- [GIVEN DATA]
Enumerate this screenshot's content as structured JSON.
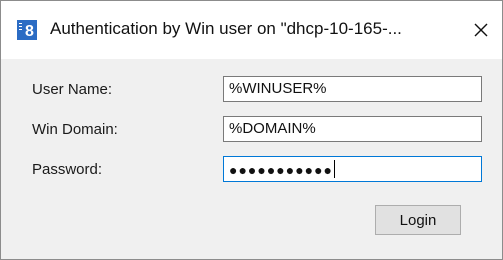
{
  "window": {
    "title": "Authentication by Win user on \"dhcp-10-165-...",
    "app_icon_text": "8",
    "close_glyph": "✕"
  },
  "form": {
    "username_label": "User Name:",
    "username_value": "%WINUSER%",
    "domain_label": "Win Domain:",
    "domain_value": "%DOMAIN%",
    "password_label": "Password:",
    "password_masked": "●●●●●●●●●●●",
    "login_label": "Login"
  },
  "colors": {
    "focus_border": "#0078d7",
    "app_icon_blue": "#2b6cc4"
  },
  "icons": {
    "app": "app-logo-icon",
    "close": "close-icon"
  }
}
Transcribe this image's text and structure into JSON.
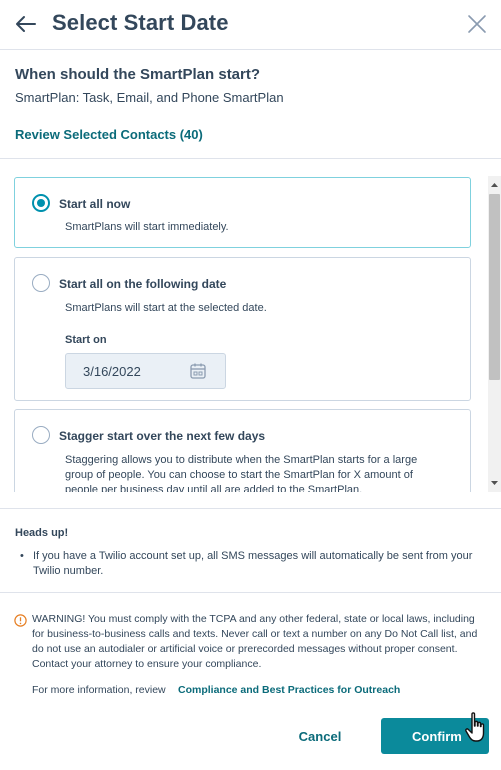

- [AIM]
Without including any pictures, print all of the material exactly as given.

- [RESULT OF THIS EXERCISE]
Enumerate this screenshot's content as structured JSON.
{
  "window": {
    "title": "Authentication by Win user on \"dhcp-10-165-...",
    "app_icon_text": "8",
    "close_glyph": "✕"
  },
  "form": {
    "username_label": "User Name:",
    "username_value": "%WINUSER%",
    "domain_label": "Win Domain:",
    "domain_value": "%DOMAIN%",
    "password_label": "Password:",
    "password_masked": "●●●●●●●●●●●",
    "login_label": "Login"
  },
  "colors": {
    "focus_border": "#0078d7",
    "app_icon_blue": "#2b6cc4"
  },
  "icons": {
    "app": "app-logo-icon",
    "close": "close-icon"
  }
}
Transcribe this image's text and structure into JSON.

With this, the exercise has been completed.